>> BEGIN Listed records
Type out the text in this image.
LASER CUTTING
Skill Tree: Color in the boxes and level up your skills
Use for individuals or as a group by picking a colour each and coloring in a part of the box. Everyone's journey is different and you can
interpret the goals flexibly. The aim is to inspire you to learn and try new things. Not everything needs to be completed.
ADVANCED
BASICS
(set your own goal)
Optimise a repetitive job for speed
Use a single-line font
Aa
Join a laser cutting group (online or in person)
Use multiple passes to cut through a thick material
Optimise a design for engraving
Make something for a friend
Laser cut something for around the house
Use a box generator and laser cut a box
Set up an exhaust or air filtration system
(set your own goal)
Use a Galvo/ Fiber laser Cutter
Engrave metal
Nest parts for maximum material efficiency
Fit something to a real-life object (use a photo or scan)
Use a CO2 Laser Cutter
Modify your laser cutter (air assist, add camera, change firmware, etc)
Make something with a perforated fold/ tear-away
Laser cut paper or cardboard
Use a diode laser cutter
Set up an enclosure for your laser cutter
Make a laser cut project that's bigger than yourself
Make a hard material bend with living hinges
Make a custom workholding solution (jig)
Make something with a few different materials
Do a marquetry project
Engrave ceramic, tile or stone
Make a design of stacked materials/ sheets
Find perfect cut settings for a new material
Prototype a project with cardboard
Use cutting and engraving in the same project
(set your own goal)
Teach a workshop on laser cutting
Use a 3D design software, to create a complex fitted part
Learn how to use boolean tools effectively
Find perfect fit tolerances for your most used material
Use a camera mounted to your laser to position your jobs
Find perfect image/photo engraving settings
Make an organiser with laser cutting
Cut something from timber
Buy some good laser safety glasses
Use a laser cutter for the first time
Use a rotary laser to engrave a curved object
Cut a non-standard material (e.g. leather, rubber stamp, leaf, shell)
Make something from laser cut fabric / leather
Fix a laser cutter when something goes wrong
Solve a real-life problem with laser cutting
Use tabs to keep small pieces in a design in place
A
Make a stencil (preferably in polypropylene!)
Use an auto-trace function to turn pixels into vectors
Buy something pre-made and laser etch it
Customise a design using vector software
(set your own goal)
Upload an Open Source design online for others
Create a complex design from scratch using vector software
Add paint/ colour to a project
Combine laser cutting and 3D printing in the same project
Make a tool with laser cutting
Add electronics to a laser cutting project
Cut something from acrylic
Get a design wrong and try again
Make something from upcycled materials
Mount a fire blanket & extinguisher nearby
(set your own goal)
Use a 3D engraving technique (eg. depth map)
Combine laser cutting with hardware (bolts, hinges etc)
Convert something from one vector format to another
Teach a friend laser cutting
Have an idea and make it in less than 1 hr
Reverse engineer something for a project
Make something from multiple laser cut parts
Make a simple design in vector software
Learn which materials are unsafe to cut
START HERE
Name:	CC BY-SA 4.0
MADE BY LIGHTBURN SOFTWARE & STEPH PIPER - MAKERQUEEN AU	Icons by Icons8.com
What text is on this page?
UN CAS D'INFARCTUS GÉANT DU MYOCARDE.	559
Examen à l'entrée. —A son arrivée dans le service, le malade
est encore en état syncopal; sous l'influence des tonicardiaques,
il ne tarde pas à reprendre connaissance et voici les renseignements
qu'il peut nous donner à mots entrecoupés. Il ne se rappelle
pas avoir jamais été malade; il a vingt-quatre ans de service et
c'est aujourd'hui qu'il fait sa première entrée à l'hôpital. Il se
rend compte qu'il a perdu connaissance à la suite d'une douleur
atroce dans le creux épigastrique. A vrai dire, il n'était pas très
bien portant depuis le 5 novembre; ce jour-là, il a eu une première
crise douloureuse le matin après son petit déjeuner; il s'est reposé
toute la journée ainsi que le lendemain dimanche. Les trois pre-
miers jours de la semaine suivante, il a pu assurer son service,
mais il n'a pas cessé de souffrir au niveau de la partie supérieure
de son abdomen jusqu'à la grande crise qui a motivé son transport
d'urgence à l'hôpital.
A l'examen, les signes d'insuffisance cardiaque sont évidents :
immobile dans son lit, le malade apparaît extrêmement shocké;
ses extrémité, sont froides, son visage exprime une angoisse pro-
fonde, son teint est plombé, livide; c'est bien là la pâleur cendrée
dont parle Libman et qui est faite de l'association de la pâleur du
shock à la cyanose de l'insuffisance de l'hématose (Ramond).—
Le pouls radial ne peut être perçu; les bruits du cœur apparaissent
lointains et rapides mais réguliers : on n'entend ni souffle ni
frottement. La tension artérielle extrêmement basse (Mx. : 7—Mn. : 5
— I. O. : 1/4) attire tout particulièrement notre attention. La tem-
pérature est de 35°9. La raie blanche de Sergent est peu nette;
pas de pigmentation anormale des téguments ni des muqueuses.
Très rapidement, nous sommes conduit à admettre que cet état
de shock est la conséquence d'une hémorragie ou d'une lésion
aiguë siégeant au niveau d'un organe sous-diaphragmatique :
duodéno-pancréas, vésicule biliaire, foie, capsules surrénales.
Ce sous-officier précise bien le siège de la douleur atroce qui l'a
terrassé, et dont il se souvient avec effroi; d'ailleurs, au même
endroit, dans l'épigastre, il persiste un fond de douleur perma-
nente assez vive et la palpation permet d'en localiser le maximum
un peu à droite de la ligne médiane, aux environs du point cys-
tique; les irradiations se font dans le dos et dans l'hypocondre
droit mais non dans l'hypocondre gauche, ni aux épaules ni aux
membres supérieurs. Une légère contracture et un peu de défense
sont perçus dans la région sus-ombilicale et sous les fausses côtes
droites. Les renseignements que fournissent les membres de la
>> END Listed records
# Problem to solve
Copy all of the material word for word.

# Solved problem
Type out the text in this image.
LASER CUTTING
Skill Tree: Color in the boxes and level up your skills
Use for individuals or as a group by picking a colour each and coloring in a part of the box. Everyone's journey is different and you can
interpret the goals flexibly. The aim is to inspire you to learn and try new things. Not everything needs to be completed.
ADVANCED
BASICS
(set your own goal)
Optimise a repetitive job for speed
Use a single-line font
Aa
Join a laser cutting group (online or in person)
Use multiple passes to cut through a thick material
Optimise a design for engraving
Make something for a friend
Laser cut something for around the house
Use a box generator and laser cut a box
Set up an exhaust or air filtration system
(set your own goal)
Use a Galvo/ Fiber laser Cutter
Engrave metal
Nest parts for maximum material efficiency
Fit something to a real-life object (use a photo or scan)
Use a CO2 Laser Cutter
Modify your laser cutter (air assist, add camera, change firmware, etc)
Make something with a perforated fold/ tear-away
Laser cut paper or cardboard
Use a diode laser cutter
Set up an enclosure for your laser cutter
Make a laser cut project that's bigger than yourself
Make a hard material bend with living hinges
Make a custom workholding solution (jig)
Make something with a few different materials
Do a marquetry project
Engrave ceramic, tile or stone
Make a design of stacked materials/ sheets
Find perfect cut settings for a new material
Prototype a project with cardboard
Use cutting and engraving in the same project
(set your own goal)
Teach a workshop on laser cutting
Use a 3D design software, to create a complex fitted part
Learn how to use boolean tools effectively
Find perfect fit tolerances for your most used material
Use a camera mounted to your laser to position your jobs
Find perfect image/photo engraving settings
Make an organiser with laser cutting
Cut something from timber
Buy some good laser safety glasses
Use a laser cutter for the first time
Use a rotary laser to engrave a curved object
Cut a non-standard material (e.g. leather, rubber stamp, leaf, shell)
Make something from laser cut fabric / leather
Fix a laser cutter when something goes wrong
Solve a real-life problem with laser cutting
Use tabs to keep small pieces in a design in place
A
Make a stencil (preferably in polypropylene!)
Use an auto-trace function to turn pixels into vectors
Buy something pre-made and laser etch it
Customise a design using vector software
(set your own goal)
Upload an Open Source design online for others
Create a complex design from scratch using vector software
Add paint/ colour to a project
Combine laser cutting and 3D printing in the same project
Make a tool with laser cutting
Add electronics to a laser cutting project
Cut something from acrylic
Get a design wrong and try again
Make something from upcycled materials
Mount a fire blanket & extinguisher nearby
(set your own goal)
Use a 3D engraving technique (eg. depth map)
Combine laser cutting with hardware (bolts, hinges etc)
Convert something from one vector format to another
Teach a friend laser cutting
Have an idea and make it in less than 1 hr
Reverse engineer something for a project
Make something from multiple laser cut parts
Make a simple design in vector software
Learn which materials are unsafe to cut
START HERE
Name:	CC BY-SA 4.0
MADE BY LIGHTBURN SOFTWARE & STEPH PIPER - MAKERQUEEN AU	Icons by Icons8.com
What text is on this page?
UN CAS D'INFARCTUS GÉANT DU MYOCARDE.	559
Examen à l'entrée. —A son arrivée dans le service, le malade
est encore en état syncopal; sous l'influence des tonicardiaques,
il ne tarde pas à reprendre connaissance et voici les renseignements
qu'il peut nous donner à mots entrecoupés. Il ne se rappelle
pas avoir jamais été malade; il a vingt-quatre ans de service et
c'est aujourd'hui qu'il fait sa première entrée à l'hôpital. Il se
rend compte qu'il a perdu connaissance à la suite d'une douleur
atroce dans le creux épigastrique. A vrai dire, il n'était pas très
bien portant depuis le 5 novembre; ce jour-là, il a eu une première
crise douloureuse le matin après son petit déjeuner; il s'est reposé
toute la journée ainsi que le lendemain dimanche. Les trois pre-
miers jours de la semaine suivante, il a pu assurer son service,
mais il n'a pas cessé de souffrir au niveau de la partie supérieure
de son abdomen jusqu'à la grande crise qui a motivé son transport
d'urgence à l'hôpital.
A l'examen, les signes d'insuffisance cardiaque sont évidents :
immobile dans son lit, le malade apparaît extrêmement shocké;
ses extrémité, sont froides, son visage exprime une angoisse pro-
fonde, son teint est plombé, livide; c'est bien là la pâleur cendrée
dont parle Libman et qui est faite de l'association de la pâleur du
shock à la cyanose de l'insuffisance de l'hématose (Ramond).—
Le pouls radial ne peut être perçu; les bruits du cœur apparaissent
lointains et rapides mais réguliers : on n'entend ni souffle ni
frottement. La tension artérielle extrêmement basse (Mx. : 7—Mn. : 5
— I. O. : 1/4) attire tout particulièrement notre attention. La tem-
pérature est de 35°9. La raie blanche de Sergent est peu nette;
pas de pigmentation anormale des téguments ni des muqueuses.
Très rapidement, nous sommes conduit à admettre que cet état
de shock est la conséquence d'une hémorragie ou d'une lésion
aiguë siégeant au niveau d'un organe sous-diaphragmatique :
duodéno-pancréas, vésicule biliaire, foie, capsules surrénales.
Ce sous-officier précise bien le siège de la douleur atroce qui l'a
terrassé, et dont il se souvient avec effroi; d'ailleurs, au même
endroit, dans l'épigastre, il persiste un fond de douleur perma-
nente assez vive et la palpation permet d'en localiser le maximum
un peu à droite de la ligne médiane, aux environs du point cys-
tique; les irradiations se font dans le dos et dans l'hypocondre
droit mais non dans l'hypocondre gauche, ni aux épaules ni aux
membres supérieurs. Une légère contracture et un peu de défense
sont perçus dans la région sus-ombilicale et sous les fausses côtes
droites. Les renseignements que fournissent les membres de la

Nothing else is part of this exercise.